Without the pictures, copy all the entries below exactly.

## [Provided material]
⁂

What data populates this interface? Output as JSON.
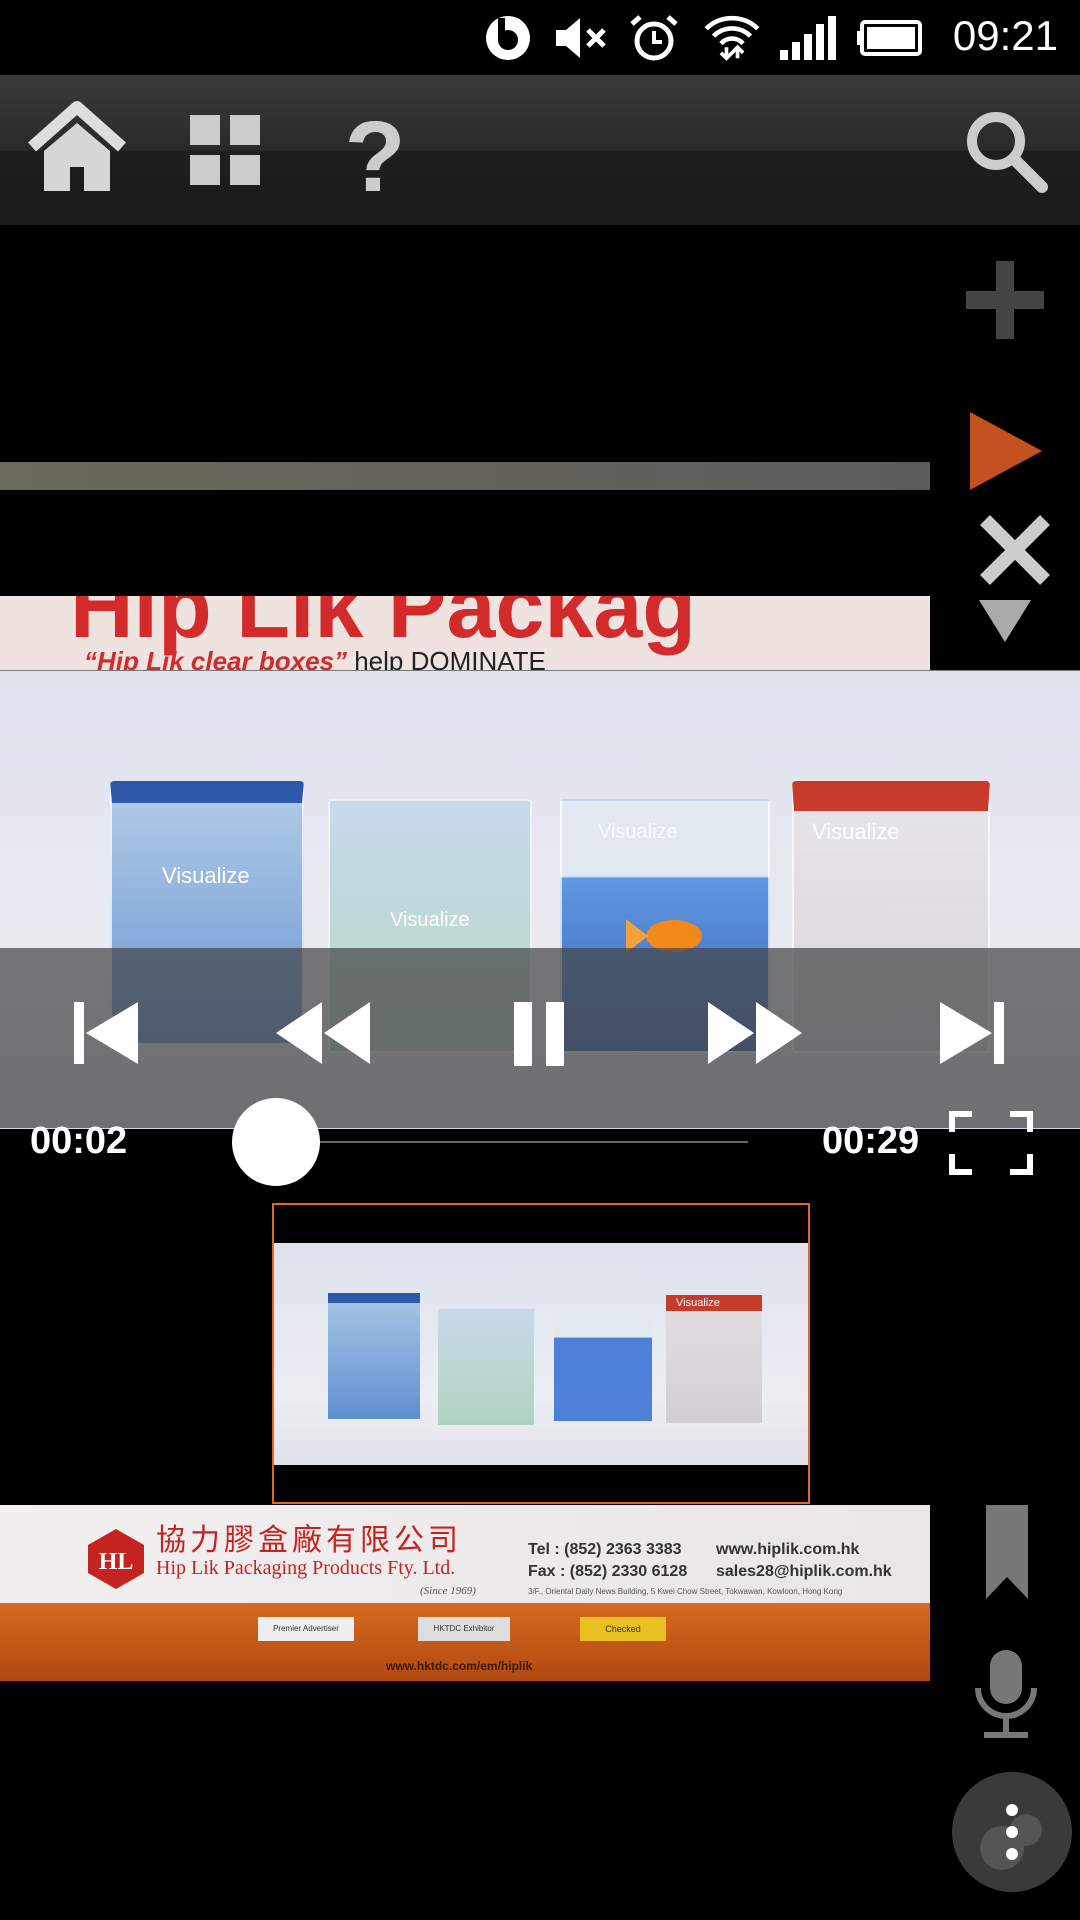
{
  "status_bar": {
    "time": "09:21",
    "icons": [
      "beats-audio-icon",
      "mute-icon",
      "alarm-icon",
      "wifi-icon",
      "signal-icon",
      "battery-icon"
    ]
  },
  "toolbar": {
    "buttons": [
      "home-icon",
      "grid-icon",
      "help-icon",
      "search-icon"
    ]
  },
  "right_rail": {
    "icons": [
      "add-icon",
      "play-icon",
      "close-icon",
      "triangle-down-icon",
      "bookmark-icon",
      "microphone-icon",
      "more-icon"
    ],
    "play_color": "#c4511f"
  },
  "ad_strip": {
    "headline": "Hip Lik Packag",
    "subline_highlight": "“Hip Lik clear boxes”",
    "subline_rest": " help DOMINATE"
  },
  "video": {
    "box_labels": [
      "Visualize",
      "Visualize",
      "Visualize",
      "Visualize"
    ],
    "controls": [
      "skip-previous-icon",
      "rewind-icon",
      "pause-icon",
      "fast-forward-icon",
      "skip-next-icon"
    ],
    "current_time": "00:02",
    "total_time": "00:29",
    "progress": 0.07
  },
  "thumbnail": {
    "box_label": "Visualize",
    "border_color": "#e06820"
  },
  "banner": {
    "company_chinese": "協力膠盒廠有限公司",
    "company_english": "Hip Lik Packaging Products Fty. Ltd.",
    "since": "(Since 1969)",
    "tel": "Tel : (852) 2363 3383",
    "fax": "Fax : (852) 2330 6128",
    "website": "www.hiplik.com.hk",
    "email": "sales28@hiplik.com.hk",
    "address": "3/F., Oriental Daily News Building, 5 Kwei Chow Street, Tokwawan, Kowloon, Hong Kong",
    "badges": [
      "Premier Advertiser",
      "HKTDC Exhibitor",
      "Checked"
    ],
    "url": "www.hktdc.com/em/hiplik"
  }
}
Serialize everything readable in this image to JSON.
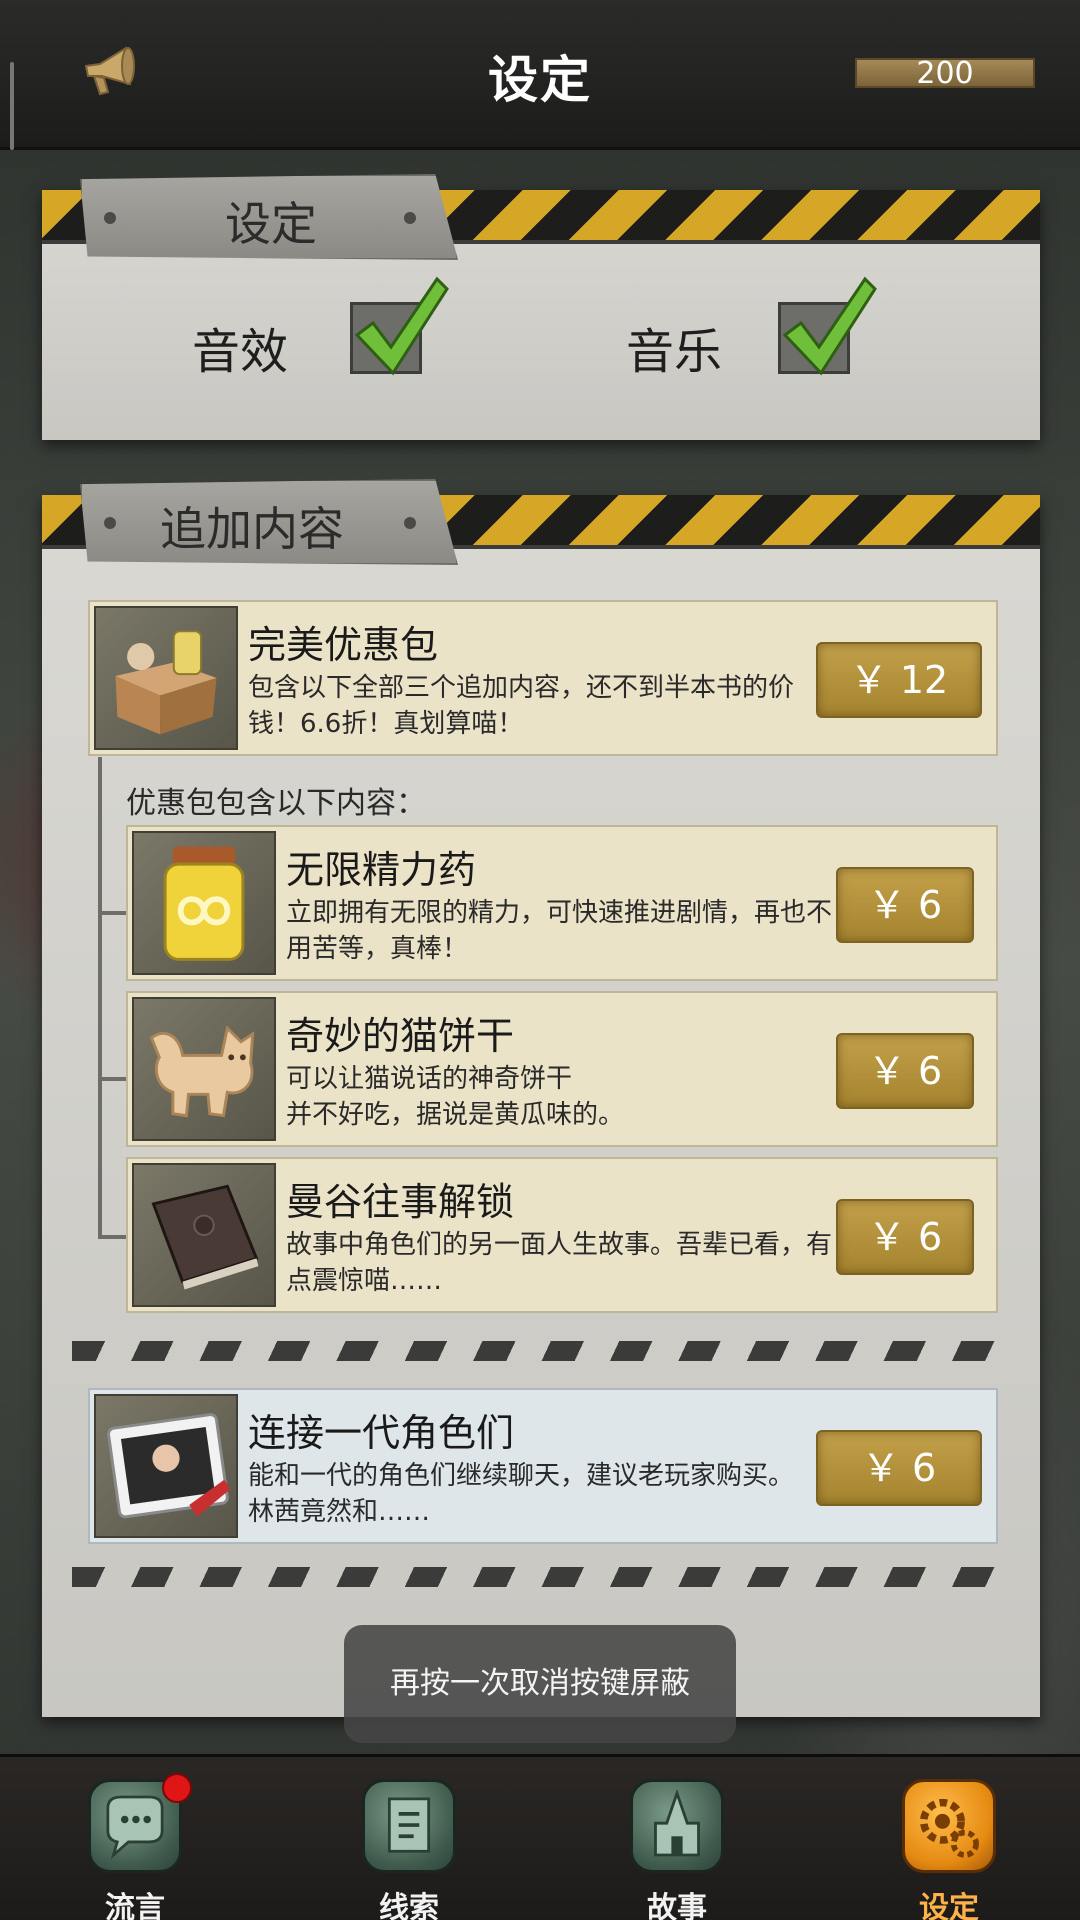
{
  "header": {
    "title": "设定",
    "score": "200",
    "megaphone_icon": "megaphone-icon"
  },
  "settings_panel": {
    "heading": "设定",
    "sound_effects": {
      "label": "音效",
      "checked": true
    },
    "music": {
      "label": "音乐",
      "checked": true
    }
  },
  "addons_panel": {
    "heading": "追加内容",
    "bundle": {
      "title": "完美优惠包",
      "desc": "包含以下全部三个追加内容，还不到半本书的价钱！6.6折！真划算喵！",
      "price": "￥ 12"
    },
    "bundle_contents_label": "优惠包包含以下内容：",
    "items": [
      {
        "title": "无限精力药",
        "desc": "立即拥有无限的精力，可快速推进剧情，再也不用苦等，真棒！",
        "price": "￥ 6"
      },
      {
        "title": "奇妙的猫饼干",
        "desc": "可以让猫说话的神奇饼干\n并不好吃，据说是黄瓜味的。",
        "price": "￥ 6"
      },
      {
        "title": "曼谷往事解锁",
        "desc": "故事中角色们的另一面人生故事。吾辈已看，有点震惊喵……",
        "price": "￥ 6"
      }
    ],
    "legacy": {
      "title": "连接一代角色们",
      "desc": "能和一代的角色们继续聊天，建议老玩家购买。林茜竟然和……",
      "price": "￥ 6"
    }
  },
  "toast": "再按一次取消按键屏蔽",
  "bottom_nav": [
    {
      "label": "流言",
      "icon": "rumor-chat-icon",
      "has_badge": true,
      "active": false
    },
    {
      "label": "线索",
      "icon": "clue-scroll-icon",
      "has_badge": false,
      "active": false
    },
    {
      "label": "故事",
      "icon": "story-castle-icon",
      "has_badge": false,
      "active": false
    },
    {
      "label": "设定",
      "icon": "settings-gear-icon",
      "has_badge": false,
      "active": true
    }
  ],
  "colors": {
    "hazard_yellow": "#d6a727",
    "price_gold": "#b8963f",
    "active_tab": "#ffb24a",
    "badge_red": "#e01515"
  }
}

⁂

## [Exercise output]
What data populates this interface? Output as JSON.
{
  "status_bar": {
    "time": "09:21",
    "icons": [
      "beats-audio-icon",
      "mute-icon",
      "alarm-icon",
      "wifi-icon",
      "signal-icon",
      "battery-icon"
    ]
  },
  "toolbar": {
    "buttons": [
      "home-icon",
      "grid-icon",
      "help-icon",
      "search-icon"
    ]
  },
  "right_rail": {
    "icons": [
      "add-icon",
      "play-icon",
      "close-icon",
      "triangle-down-icon",
      "bookmark-icon",
      "microphone-icon",
      "more-icon"
    ],
    "play_color": "#c4511f"
  },
  "ad_strip": {
    "headline": "Hip Lik Packag",
    "subline_highlight": "“Hip Lik clear boxes”",
    "subline_rest": " help DOMINATE"
  },
  "video": {
    "box_labels": [
      "Visualize",
      "Visualize",
      "Visualize",
      "Visualize"
    ],
    "controls": [
      "skip-previous-icon",
      "rewind-icon",
      "pause-icon",
      "fast-forward-icon",
      "skip-next-icon"
    ],
    "current_time": "00:02",
    "total_time": "00:29",
    "progress": 0.07
  },
  "thumbnail": {
    "box_label": "Visualize",
    "border_color": "#e06820"
  },
  "banner": {
    "company_chinese": "協力膠盒廠有限公司",
    "company_english": "Hip Lik Packaging Products Fty. Ltd.",
    "since": "(Since 1969)",
    "tel": "Tel : (852) 2363 3383",
    "fax": "Fax : (852) 2330 6128",
    "website": "www.hiplik.com.hk",
    "email": "sales28@hiplik.com.hk",
    "address": "3/F., Oriental Daily News Building, 5 Kwei Chow Street, Tokwawan, Kowloon, Hong Kong",
    "badges": [
      "Premier Advertiser",
      "HKTDC Exhibitor",
      "Checked"
    ],
    "url": "www.hktdc.com/em/hiplik"
  }
}
Serialize everything readable in this image to JSON.
{
  "header": {
    "title": "设定",
    "score": "200",
    "megaphone_icon": "megaphone-icon"
  },
  "settings_panel": {
    "heading": "设定",
    "sound_effects": {
      "label": "音效",
      "checked": true
    },
    "music": {
      "label": "音乐",
      "checked": true
    }
  },
  "addons_panel": {
    "heading": "追加内容",
    "bundle": {
      "title": "完美优惠包",
      "desc": "包含以下全部三个追加内容，还不到半本书的价钱！6.6折！真划算喵！",
      "price": "￥ 12"
    },
    "bundle_contents_label": "优惠包包含以下内容：",
    "items": [
      {
        "title": "无限精力药",
        "desc": "立即拥有无限的精力，可快速推进剧情，再也不用苦等，真棒！",
        "price": "￥ 6"
      },
      {
        "title": "奇妙的猫饼干",
        "desc": "可以让猫说话的神奇饼干\n并不好吃，据说是黄瓜味的。",
        "price": "￥ 6"
      },
      {
        "title": "曼谷往事解锁",
        "desc": "故事中角色们的另一面人生故事。吾辈已看，有点震惊喵……",
        "price": "￥ 6"
      }
    ],
    "legacy": {
      "title": "连接一代角色们",
      "desc": "能和一代的角色们继续聊天，建议老玩家购买。林茜竟然和……",
      "price": "￥ 6"
    }
  },
  "toast": "再按一次取消按键屏蔽",
  "bottom_nav": [
    {
      "label": "流言",
      "icon": "rumor-chat-icon",
      "has_badge": true,
      "active": false
    },
    {
      "label": "线索",
      "icon": "clue-scroll-icon",
      "has_badge": false,
      "active": false
    },
    {
      "label": "故事",
      "icon": "story-castle-icon",
      "has_badge": false,
      "active": false
    },
    {
      "label": "设定",
      "icon": "settings-gear-icon",
      "has_badge": false,
      "active": true
    }
  ],
  "colors": {
    "hazard_yellow": "#d6a727",
    "price_gold": "#b8963f",
    "active_tab": "#ffb24a",
    "badge_red": "#e01515"
  }
}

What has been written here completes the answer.